- WHAT TO PRODUCE:
List every line in this data where the string "plain" occurs.

- DATASET:
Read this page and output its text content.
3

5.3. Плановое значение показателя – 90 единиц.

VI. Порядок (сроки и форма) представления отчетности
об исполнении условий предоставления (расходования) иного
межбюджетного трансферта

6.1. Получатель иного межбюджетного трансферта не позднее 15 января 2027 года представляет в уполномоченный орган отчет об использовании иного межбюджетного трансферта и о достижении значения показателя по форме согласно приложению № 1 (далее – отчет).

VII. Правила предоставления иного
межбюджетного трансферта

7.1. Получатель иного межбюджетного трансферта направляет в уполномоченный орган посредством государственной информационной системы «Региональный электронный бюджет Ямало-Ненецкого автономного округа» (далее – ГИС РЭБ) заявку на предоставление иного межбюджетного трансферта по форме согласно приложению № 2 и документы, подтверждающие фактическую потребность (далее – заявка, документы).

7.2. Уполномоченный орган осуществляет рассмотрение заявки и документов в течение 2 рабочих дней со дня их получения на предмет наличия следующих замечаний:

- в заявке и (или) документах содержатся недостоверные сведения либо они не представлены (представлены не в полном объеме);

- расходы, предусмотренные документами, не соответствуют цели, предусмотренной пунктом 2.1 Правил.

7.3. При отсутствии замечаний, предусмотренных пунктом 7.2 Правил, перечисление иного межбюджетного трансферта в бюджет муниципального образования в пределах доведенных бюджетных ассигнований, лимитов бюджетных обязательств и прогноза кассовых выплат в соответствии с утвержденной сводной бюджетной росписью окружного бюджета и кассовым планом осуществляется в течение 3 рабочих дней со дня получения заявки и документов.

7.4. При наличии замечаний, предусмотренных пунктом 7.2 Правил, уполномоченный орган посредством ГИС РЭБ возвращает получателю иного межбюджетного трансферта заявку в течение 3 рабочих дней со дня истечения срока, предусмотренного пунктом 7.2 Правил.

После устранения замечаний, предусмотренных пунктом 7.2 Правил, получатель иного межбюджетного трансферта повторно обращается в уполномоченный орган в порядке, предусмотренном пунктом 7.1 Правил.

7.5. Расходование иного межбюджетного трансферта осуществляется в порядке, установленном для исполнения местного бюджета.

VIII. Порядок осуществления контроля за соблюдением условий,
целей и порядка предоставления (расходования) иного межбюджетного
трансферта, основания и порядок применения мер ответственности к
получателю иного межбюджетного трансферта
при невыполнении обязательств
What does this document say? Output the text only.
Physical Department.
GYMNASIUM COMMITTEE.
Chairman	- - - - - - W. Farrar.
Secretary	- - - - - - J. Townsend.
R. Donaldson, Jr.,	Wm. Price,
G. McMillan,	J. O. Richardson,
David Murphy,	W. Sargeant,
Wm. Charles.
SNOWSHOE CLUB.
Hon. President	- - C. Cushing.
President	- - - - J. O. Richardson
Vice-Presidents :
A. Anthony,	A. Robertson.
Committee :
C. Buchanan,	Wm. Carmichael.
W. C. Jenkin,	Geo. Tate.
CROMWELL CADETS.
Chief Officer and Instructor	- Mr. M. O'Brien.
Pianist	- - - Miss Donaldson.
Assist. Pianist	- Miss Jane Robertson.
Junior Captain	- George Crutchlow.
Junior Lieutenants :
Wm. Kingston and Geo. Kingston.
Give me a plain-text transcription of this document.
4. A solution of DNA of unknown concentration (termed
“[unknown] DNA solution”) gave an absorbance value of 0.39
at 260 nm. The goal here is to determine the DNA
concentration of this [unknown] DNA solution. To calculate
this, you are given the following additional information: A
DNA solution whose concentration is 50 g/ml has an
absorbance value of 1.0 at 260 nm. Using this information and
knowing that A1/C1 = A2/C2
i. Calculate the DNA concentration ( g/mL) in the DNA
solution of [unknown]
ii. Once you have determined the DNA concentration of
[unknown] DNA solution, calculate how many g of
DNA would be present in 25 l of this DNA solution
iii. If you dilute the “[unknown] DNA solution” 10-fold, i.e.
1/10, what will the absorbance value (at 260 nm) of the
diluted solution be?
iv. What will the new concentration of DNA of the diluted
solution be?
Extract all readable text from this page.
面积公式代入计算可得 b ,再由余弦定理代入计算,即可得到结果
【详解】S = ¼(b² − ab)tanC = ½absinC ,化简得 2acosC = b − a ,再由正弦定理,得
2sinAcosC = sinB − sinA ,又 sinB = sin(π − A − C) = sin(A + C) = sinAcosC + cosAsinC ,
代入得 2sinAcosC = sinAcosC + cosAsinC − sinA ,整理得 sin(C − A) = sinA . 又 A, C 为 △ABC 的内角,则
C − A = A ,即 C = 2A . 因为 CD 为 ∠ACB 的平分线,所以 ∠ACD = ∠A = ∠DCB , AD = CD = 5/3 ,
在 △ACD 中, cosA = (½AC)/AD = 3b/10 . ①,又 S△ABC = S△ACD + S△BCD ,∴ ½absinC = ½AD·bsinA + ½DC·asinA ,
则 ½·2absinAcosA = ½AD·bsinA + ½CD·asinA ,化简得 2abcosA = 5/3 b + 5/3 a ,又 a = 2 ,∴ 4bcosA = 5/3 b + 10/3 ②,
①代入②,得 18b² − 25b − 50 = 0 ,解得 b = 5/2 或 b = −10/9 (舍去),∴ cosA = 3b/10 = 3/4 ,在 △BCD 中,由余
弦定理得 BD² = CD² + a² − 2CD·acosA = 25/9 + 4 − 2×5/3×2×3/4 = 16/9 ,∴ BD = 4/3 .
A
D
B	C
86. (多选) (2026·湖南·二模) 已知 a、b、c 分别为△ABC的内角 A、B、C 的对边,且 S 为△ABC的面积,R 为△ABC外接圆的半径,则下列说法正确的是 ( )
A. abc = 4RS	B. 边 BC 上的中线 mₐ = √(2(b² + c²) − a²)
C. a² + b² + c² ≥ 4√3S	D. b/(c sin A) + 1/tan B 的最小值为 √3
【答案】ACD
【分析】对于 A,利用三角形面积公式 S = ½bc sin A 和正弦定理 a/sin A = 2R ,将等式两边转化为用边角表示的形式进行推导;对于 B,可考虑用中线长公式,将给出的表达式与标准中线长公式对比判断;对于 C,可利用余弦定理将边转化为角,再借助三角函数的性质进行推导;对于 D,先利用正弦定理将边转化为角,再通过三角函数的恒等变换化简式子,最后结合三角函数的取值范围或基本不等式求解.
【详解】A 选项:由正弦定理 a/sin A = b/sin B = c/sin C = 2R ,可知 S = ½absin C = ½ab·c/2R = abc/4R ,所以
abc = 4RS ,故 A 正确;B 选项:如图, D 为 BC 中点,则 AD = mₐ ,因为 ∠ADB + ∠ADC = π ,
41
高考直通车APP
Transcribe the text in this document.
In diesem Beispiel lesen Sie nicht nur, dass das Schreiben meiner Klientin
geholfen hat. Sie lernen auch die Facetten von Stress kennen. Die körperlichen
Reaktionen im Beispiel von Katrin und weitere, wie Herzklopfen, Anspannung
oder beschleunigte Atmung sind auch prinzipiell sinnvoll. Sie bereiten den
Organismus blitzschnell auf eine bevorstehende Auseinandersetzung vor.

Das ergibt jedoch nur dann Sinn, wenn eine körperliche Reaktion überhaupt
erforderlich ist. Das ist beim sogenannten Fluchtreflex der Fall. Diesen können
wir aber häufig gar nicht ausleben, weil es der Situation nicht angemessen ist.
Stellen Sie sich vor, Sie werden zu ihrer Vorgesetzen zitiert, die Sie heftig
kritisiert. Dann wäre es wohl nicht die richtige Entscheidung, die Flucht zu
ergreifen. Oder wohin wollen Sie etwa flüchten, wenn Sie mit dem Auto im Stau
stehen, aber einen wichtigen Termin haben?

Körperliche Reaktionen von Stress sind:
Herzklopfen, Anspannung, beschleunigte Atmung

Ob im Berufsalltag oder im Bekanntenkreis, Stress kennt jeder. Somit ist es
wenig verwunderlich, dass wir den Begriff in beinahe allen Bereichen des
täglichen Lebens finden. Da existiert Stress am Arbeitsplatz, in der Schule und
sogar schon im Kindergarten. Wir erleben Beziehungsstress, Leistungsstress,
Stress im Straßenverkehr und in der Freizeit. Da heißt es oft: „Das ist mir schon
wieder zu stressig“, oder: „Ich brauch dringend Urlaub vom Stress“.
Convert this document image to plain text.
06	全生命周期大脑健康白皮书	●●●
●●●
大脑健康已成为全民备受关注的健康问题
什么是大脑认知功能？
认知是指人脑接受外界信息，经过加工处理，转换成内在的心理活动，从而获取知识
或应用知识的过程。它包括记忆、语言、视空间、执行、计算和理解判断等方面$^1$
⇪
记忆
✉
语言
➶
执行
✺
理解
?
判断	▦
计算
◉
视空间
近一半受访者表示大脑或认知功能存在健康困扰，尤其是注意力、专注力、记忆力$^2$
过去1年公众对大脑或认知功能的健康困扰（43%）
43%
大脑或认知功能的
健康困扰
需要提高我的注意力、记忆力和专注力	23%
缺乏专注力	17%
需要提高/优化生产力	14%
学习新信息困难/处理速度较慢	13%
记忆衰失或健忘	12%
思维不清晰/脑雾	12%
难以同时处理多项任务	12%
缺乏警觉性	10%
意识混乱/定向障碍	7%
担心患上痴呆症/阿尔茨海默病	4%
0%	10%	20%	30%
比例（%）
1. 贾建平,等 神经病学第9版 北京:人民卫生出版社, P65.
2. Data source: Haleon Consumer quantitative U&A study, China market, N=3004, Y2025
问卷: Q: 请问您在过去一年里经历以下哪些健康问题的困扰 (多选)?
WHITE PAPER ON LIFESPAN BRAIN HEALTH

- RESULT OF THIS TASK:
Give me a plain-text transcription of this document.
Convert this document image to plain text.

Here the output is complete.